[Collected data]

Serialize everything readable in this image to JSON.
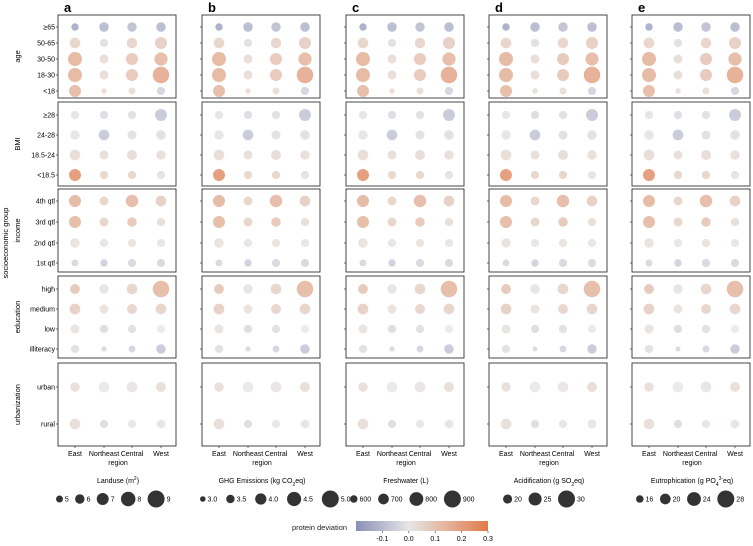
{
  "chart_data": {
    "type": "bubble-grid",
    "panel_letters": [
      "a",
      "b",
      "c",
      "d",
      "e"
    ],
    "regions": [
      "East",
      "Northeast",
      "Central",
      "West"
    ],
    "x_title": "region",
    "y_title": "socioeconomic group",
    "groups": [
      {
        "name": "age",
        "rows": [
          "≥65",
          "50-65",
          "30-50",
          "18-30",
          "<18"
        ]
      },
      {
        "name": "BMI",
        "rows": [
          "≥28",
          "24-28",
          "18.5-24",
          "<18.5"
        ]
      },
      {
        "name": "income",
        "rows": [
          "4th qtl",
          "3rd qtl",
          "2nd qtl",
          "1st qtl"
        ]
      },
      {
        "name": "education",
        "rows": [
          "high",
          "medium",
          "low",
          "illiteracy"
        ]
      },
      {
        "name": "urbanization",
        "rows": [
          "urban",
          "rural"
        ]
      }
    ],
    "color_scale": {
      "title": "protein deviation",
      "min": -0.2,
      "max": 0.3,
      "ticks": [
        -0.1,
        0.0,
        0.1,
        0.2,
        0.3
      ],
      "tick_labels": [
        "-0.1",
        "0.0",
        "0.1",
        "0.2",
        "0.3"
      ],
      "neg_color": "#8a8fb8",
      "mid_color": "#e6e6e6",
      "pos_color": "#e07a48"
    },
    "protein_deviation": [
      [
        -0.15,
        -0.12,
        -0.1,
        -0.12
      ],
      [
        0.06,
        -0.02,
        0.06,
        0.08
      ],
      [
        0.15,
        0.04,
        0.1,
        0.14
      ],
      [
        0.15,
        0.04,
        0.1,
        0.18
      ],
      [
        0.14,
        0.03,
        0.04,
        -0.05
      ],
      [
        -0.01,
        -0.03,
        -0.02,
        -0.08
      ],
      [
        0.01,
        -0.08,
        -0.02,
        -0.02
      ],
      [
        0.04,
        0.03,
        0.04,
        0.03
      ],
      [
        0.24,
        0.06,
        0.06,
        0.02
      ],
      [
        0.15,
        0.06,
        0.14,
        0.08
      ],
      [
        0.14,
        0.06,
        0.1,
        0.04
      ],
      [
        0.02,
        0.01,
        0.02,
        0.01
      ],
      [
        -0.04,
        -0.06,
        -0.04,
        -0.04
      ],
      [
        0.1,
        -0.01,
        0.06,
        0.14
      ],
      [
        0.08,
        0.02,
        0.06,
        0.06
      ],
      [
        0.02,
        -0.03,
        -0.02,
        0.0
      ],
      [
        -0.02,
        -0.04,
        -0.05,
        -0.08
      ],
      [
        0.03,
        0.0,
        0.01,
        0.04
      ],
      [
        0.03,
        -0.03,
        0.01,
        0.01
      ]
    ],
    "bubble_size": [
      [
        5.2,
        6.0,
        6.0,
        6.0
      ],
      [
        6.5,
        5.5,
        6.4,
        7.0
      ],
      [
        7.8,
        5.8,
        7.0,
        7.5
      ],
      [
        7.8,
        5.8,
        7.0,
        8.8
      ],
      [
        7.0,
        4.5,
        5.0,
        5.5
      ],
      [
        5.5,
        5.5,
        5.5,
        7.0
      ],
      [
        6.0,
        6.5,
        5.8,
        6.0
      ],
      [
        6.5,
        5.8,
        6.2,
        6.0
      ],
      [
        7.0,
        5.5,
        5.5,
        5.5
      ],
      [
        7.0,
        5.8,
        7.2,
        6.5
      ],
      [
        7.0,
        5.8,
        6.0,
        5.5
      ],
      [
        6.0,
        5.5,
        5.5,
        5.5
      ],
      [
        5.0,
        5.2,
        5.5,
        5.5
      ],
      [
        6.2,
        6.0,
        6.5,
        8.8
      ],
      [
        6.5,
        5.8,
        6.2,
        6.5
      ],
      [
        5.8,
        5.5,
        5.5,
        5.5
      ],
      [
        5.5,
        4.2,
        5.0,
        6.0
      ],
      [
        6.0,
        6.5,
        6.5,
        6.2
      ],
      [
        6.5,
        5.5,
        5.5,
        5.8
      ]
    ],
    "panels": [
      {
        "letter": "a",
        "metric_label_html": "Landuse (m<tspan baseline-shift='super' font-size='5'>2</tspan>)",
        "metric_label": "Landuse (m2)",
        "legend_labels": [
          "5",
          "6",
          "7",
          "8",
          "9"
        ],
        "legend_values": [
          5,
          6,
          7,
          8,
          9
        ],
        "size_range": [
          4,
          9
        ]
      },
      {
        "letter": "b",
        "metric_label_html": "GHG Emissions (kg CO<tspan baseline-shift='sub' font-size='5'>2</tspan>eq)",
        "metric_label": "GHG Emissions (kg CO2eq)",
        "legend_labels": [
          "3.0",
          "3.5",
          "4.0",
          "4.5",
          "5.0"
        ],
        "legend_values": [
          3.0,
          3.5,
          4.0,
          4.5,
          5.0
        ],
        "size_range": [
          2.8,
          5.0
        ]
      },
      {
        "letter": "c",
        "metric_label_html": "Freshwater (L)",
        "metric_label": "Freshwater (L)",
        "legend_labels": [
          "600",
          "700",
          "800",
          "900"
        ],
        "legend_values": [
          600,
          700,
          800,
          900
        ],
        "size_range": [
          500,
          900
        ]
      },
      {
        "letter": "d",
        "metric_label_html": "Acidification (g SO<tspan baseline-shift='sub' font-size='5'>2</tspan>eq)",
        "metric_label": "Acidification (g SO2eq)",
        "legend_labels": [
          "20",
          "25",
          "30"
        ],
        "legend_values": [
          20,
          25,
          30
        ],
        "size_range": [
          14,
          30
        ]
      },
      {
        "letter": "e",
        "metric_label_html": "Eutrophication (g PO<tspan baseline-shift='sub' font-size='5'>4</tspan><tspan baseline-shift='super' font-size='5'>3-</tspan>eq)",
        "metric_label": "Eutrophication (g PO43-eq)",
        "legend_labels": [
          "16",
          "20",
          "24",
          "28"
        ],
        "legend_values": [
          16,
          20,
          24,
          28
        ],
        "size_range": [
          12,
          28
        ]
      }
    ]
  }
}
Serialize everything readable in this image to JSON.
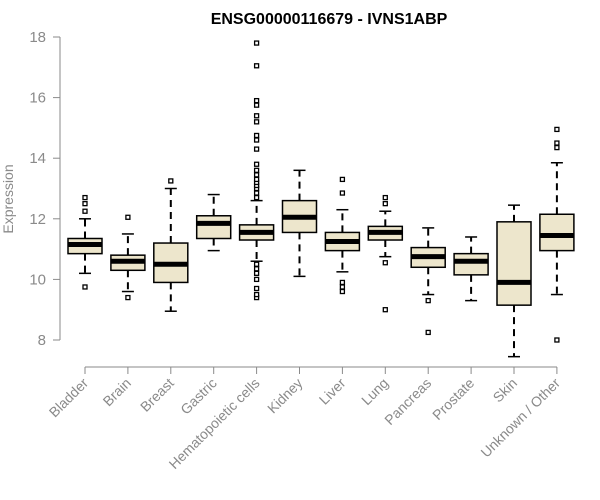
{
  "chart_data": {
    "type": "box",
    "title": "ENSG00000116679 - IVNS1ABP",
    "xlabel": "",
    "ylabel": "Expression",
    "ylim": [
      7.2,
      18.2
    ],
    "yticks": [
      8,
      10,
      12,
      14,
      16,
      18
    ],
    "grid": false,
    "colors": {
      "box_fill": "#ede6cc",
      "stroke": "#000000",
      "axis": "#8a8a8a",
      "text": "#8a8a8a"
    },
    "categories": [
      "Bladder",
      "Brain",
      "Breast",
      "Gastric",
      "Hematopoietic cells",
      "Kidney",
      "Liver",
      "Lung",
      "Pancreas",
      "Prostate",
      "Skin",
      "Unknown / Other"
    ],
    "boxes": [
      {
        "category": "Bladder",
        "whisker_low": 10.2,
        "q1": 10.85,
        "median": 11.15,
        "q3": 11.35,
        "whisker_high": 12.0,
        "outliers": [
          9.75,
          12.25,
          12.5,
          12.7
        ]
      },
      {
        "category": "Brain",
        "whisker_low": 9.6,
        "q1": 10.3,
        "median": 10.6,
        "q3": 10.8,
        "whisker_high": 11.5,
        "outliers": [
          9.4,
          12.05
        ]
      },
      {
        "category": "Breast",
        "whisker_low": 8.95,
        "q1": 9.9,
        "median": 10.5,
        "q3": 11.2,
        "whisker_high": 13.0,
        "outliers": [
          13.25
        ]
      },
      {
        "category": "Gastric",
        "whisker_low": 10.95,
        "q1": 11.35,
        "median": 11.85,
        "q3": 12.1,
        "whisker_high": 12.8,
        "outliers": []
      },
      {
        "category": "Hematopoietic cells",
        "whisker_low": 10.6,
        "q1": 11.3,
        "median": 11.55,
        "q3": 11.8,
        "whisker_high": 12.6,
        "outliers": [
          9.4,
          9.5,
          9.7,
          10.0,
          10.2,
          10.35,
          10.5,
          12.7,
          12.85,
          13.0,
          13.1,
          13.2,
          13.3,
          13.45,
          13.6,
          13.8,
          14.3,
          14.6,
          14.75,
          15.2,
          15.4,
          15.75,
          15.9,
          17.05,
          17.8
        ]
      },
      {
        "category": "Kidney",
        "whisker_low": 10.1,
        "q1": 11.55,
        "median": 12.05,
        "q3": 12.6,
        "whisker_high": 13.6,
        "outliers": []
      },
      {
        "category": "Liver",
        "whisker_low": 10.25,
        "q1": 10.95,
        "median": 11.25,
        "q3": 11.55,
        "whisker_high": 12.3,
        "outliers": [
          9.6,
          9.75,
          9.9,
          12.85,
          13.3
        ]
      },
      {
        "category": "Lung",
        "whisker_low": 10.75,
        "q1": 11.3,
        "median": 11.55,
        "q3": 11.75,
        "whisker_high": 12.25,
        "outliers": [
          9.0,
          10.55,
          12.5,
          12.7
        ]
      },
      {
        "category": "Pancreas",
        "whisker_low": 9.5,
        "q1": 10.4,
        "median": 10.75,
        "q3": 11.05,
        "whisker_high": 11.7,
        "outliers": [
          8.25,
          9.3
        ]
      },
      {
        "category": "Prostate",
        "whisker_low": 9.3,
        "q1": 10.15,
        "median": 10.6,
        "q3": 10.85,
        "whisker_high": 11.4,
        "outliers": []
      },
      {
        "category": "Skin",
        "whisker_low": 7.45,
        "q1": 9.15,
        "median": 9.9,
        "q3": 11.9,
        "whisker_high": 12.45,
        "outliers": []
      },
      {
        "category": "Unknown / Other",
        "whisker_low": 9.5,
        "q1": 10.95,
        "median": 11.45,
        "q3": 12.15,
        "whisker_high": 13.85,
        "outliers": [
          8.0,
          14.35,
          14.5,
          14.95
        ]
      }
    ]
  }
}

> TASK BRIEF
Please give only the number of lines above that contain "baseline".

> WRITTEN ANSWER
4